ENTRIES -
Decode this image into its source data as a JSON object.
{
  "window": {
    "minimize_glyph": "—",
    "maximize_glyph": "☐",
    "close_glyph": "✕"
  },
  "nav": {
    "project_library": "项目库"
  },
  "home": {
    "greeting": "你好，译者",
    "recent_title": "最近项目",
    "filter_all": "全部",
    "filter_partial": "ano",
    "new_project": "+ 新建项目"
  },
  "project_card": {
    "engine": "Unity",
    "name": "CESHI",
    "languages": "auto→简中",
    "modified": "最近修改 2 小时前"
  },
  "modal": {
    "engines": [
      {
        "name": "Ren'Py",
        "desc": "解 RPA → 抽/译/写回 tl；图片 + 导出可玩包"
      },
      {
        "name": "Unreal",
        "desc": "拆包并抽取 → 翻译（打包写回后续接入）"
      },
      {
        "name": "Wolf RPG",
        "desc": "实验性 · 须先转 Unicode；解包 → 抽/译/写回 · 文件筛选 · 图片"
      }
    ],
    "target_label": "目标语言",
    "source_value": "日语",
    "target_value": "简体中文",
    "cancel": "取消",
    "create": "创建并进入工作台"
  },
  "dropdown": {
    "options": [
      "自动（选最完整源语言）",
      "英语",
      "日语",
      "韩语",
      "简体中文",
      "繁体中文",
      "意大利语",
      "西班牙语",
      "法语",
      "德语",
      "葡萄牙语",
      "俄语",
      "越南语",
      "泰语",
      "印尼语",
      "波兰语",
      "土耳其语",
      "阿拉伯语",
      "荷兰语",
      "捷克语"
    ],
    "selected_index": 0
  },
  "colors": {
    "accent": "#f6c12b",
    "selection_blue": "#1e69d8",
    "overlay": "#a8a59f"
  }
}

TASK PROMPT - Recite the full listing above exactly.

SOLUTION FOR THIS EXERCISE -
Decode this image into its source data as a JSON object.
{
  "window": {
    "minimize_glyph": "—",
    "maximize_glyph": "☐",
    "close_glyph": "✕"
  },
  "nav": {
    "project_library": "项目库"
  },
  "home": {
    "greeting": "你好，译者",
    "recent_title": "最近项目",
    "filter_all": "全部",
    "filter_partial": "ano",
    "new_project": "+ 新建项目"
  },
  "project_card": {
    "engine": "Unity",
    "name": "CESHI",
    "languages": "auto→简中",
    "modified": "最近修改 2 小时前"
  },
  "modal": {
    "engines": [
      {
        "name": "Ren'Py",
        "desc": "解 RPA → 抽/译/写回 tl；图片 + 导出可玩包"
      },
      {
        "name": "Unreal",
        "desc": "拆包并抽取 → 翻译（打包写回后续接入）"
      },
      {
        "name": "Wolf RPG",
        "desc": "实验性 · 须先转 Unicode；解包 → 抽/译/写回 · 文件筛选 · 图片"
      }
    ],
    "target_label": "目标语言",
    "source_value": "日语",
    "target_value": "简体中文",
    "cancel": "取消",
    "create": "创建并进入工作台"
  },
  "dropdown": {
    "options": [
      "自动（选最完整源语言）",
      "英语",
      "日语",
      "韩语",
      "简体中文",
      "繁体中文",
      "意大利语",
      "西班牙语",
      "法语",
      "德语",
      "葡萄牙语",
      "俄语",
      "越南语",
      "泰语",
      "印尼语",
      "波兰语",
      "土耳其语",
      "阿拉伯语",
      "荷兰语",
      "捷克语"
    ],
    "selected_index": 0
  },
  "colors": {
    "accent": "#f6c12b",
    "selection_blue": "#1e69d8",
    "overlay": "#a8a59f"
  }
}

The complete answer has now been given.